To be done ▸
Each entry must be reproduced precisely as it stands.

Material ▸
────────
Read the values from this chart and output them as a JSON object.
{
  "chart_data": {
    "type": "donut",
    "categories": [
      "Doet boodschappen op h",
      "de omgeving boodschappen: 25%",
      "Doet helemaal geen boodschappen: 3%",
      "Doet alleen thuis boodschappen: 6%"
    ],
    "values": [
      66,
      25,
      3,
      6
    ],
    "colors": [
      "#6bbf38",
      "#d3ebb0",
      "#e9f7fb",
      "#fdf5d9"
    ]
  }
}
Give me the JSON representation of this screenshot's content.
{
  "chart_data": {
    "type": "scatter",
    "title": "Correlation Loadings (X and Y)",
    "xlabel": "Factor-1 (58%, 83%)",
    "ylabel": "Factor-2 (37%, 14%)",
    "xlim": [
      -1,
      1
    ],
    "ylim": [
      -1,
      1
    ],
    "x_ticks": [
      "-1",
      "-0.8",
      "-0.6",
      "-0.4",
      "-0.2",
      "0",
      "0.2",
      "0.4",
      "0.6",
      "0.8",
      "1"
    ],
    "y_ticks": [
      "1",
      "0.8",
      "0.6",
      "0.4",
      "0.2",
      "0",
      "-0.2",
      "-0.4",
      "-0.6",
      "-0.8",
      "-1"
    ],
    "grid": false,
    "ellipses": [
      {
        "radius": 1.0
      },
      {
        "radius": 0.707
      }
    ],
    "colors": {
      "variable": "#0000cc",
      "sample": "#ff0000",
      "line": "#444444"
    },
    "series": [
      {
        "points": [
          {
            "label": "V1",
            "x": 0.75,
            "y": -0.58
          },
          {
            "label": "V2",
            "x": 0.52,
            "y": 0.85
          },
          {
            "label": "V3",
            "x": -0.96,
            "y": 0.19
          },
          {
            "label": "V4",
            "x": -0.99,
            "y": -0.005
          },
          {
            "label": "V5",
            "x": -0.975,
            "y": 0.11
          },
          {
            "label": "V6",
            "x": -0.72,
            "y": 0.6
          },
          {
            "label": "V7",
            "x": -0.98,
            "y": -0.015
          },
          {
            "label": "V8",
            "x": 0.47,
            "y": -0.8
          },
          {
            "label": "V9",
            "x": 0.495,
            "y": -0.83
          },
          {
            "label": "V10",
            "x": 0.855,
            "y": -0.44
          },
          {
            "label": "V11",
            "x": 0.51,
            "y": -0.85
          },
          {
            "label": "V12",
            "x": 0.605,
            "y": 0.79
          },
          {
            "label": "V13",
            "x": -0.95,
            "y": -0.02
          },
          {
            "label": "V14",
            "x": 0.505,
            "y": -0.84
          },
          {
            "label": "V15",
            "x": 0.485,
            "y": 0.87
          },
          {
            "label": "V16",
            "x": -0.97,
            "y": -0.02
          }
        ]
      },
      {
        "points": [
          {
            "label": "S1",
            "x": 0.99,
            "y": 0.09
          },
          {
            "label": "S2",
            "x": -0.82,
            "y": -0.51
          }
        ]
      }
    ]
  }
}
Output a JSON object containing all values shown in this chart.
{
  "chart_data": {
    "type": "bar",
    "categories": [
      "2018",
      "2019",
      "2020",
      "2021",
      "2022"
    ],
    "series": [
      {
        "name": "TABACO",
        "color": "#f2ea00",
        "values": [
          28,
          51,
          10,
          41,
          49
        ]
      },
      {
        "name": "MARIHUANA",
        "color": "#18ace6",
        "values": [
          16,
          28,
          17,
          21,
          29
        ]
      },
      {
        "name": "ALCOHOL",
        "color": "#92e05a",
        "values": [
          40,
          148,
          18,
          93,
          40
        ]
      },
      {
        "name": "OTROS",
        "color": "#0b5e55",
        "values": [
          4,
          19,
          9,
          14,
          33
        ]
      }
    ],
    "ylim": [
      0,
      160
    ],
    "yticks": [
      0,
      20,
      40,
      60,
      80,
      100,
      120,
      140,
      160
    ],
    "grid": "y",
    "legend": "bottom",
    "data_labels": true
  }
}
────────
Exercise answer ▸
Read the values from this chart and output them as a JSON object.
{
  "chart_data": {
    "type": "donut",
    "categories": [
      "Doet boodschappen op h",
      "de omgeving boodschappen: 25%",
      "Doet helemaal geen boodschappen: 3%",
      "Doet alleen thuis boodschappen: 6%"
    ],
    "values": [
      66,
      25,
      3,
      6
    ],
    "colors": [
      "#6bbf38",
      "#d3ebb0",
      "#e9f7fb",
      "#fdf5d9"
    ]
  }
}
Give me the JSON representation of this screenshot's content.
{
  "chart_data": {
    "type": "scatter",
    "title": "Correlation Loadings (X and Y)",
    "xlabel": "Factor-1 (58%, 83%)",
    "ylabel": "Factor-2 (37%, 14%)",
    "xlim": [
      -1,
      1
    ],
    "ylim": [
      -1,
      1
    ],
    "x_ticks": [
      "-1",
      "-0.8",
      "-0.6",
      "-0.4",
      "-0.2",
      "0",
      "0.2",
      "0.4",
      "0.6",
      "0.8",
      "1"
    ],
    "y_ticks": [
      "1",
      "0.8",
      "0.6",
      "0.4",
      "0.2",
      "0",
      "-0.2",
      "-0.4",
      "-0.6",
      "-0.8",
      "-1"
    ],
    "grid": false,
    "ellipses": [
      {
        "radius": 1.0
      },
      {
        "radius": 0.707
      }
    ],
    "colors": {
      "variable": "#0000cc",
      "sample": "#ff0000",
      "line": "#444444"
    },
    "series": [
      {
        "points": [
          {
            "label": "V1",
            "x": 0.75,
            "y": -0.58
          },
          {
            "label": "V2",
            "x": 0.52,
            "y": 0.85
          },
          {
            "label": "V3",
            "x": -0.96,
            "y": 0.19
          },
          {
            "label": "V4",
            "x": -0.99,
            "y": -0.005
          },
          {
            "label": "V5",
            "x": -0.975,
            "y": 0.11
          },
          {
            "label": "V6",
            "x": -0.72,
            "y": 0.6
          },
          {
            "label": "V7",
            "x": -0.98,
            "y": -0.015
          },
          {
            "label": "V8",
            "x": 0.47,
            "y": -0.8
          },
          {
            "label": "V9",
            "x": 0.495,
            "y": -0.83
          },
          {
            "label": "V10",
            "x": 0.855,
            "y": -0.44
          },
          {
            "label": "V11",
            "x": 0.51,
            "y": -0.85
          },
          {
            "label": "V12",
            "x": 0.605,
            "y": 0.79
          },
          {
            "label": "V13",
            "x": -0.95,
            "y": -0.02
          },
          {
            "label": "V14",
            "x": 0.505,
            "y": -0.84
          },
          {
            "label": "V15",
            "x": 0.485,
            "y": 0.87
          },
          {
            "label": "V16",
            "x": -0.97,
            "y": -0.02
          }
        ]
      },
      {
        "points": [
          {
            "label": "S1",
            "x": 0.99,
            "y": 0.09
          },
          {
            "label": "S2",
            "x": -0.82,
            "y": -0.51
          }
        ]
      }
    ]
  }
}
Output a JSON object containing all values shown in this chart.
{
  "chart_data": {
    "type": "bar",
    "categories": [
      "2018",
      "2019",
      "2020",
      "2021",
      "2022"
    ],
    "series": [
      {
        "name": "TABACO",
        "color": "#f2ea00",
        "values": [
          28,
          51,
          10,
          41,
          49
        ]
      },
      {
        "name": "MARIHUANA",
        "color": "#18ace6",
        "values": [
          16,
          28,
          17,
          21,
          29
        ]
      },
      {
        "name": "ALCOHOL",
        "color": "#92e05a",
        "values": [
          40,
          148,
          18,
          93,
          40
        ]
      },
      {
        "name": "OTROS",
        "color": "#0b5e55",
        "values": [
          4,
          19,
          9,
          14,
          33
        ]
      }
    ],
    "ylim": [
      0,
      160
    ],
    "yticks": [
      0,
      20,
      40,
      60,
      80,
      100,
      120,
      140,
      160
    ],
    "grid": "y",
    "legend": "bottom",
    "data_labels": true
  }
}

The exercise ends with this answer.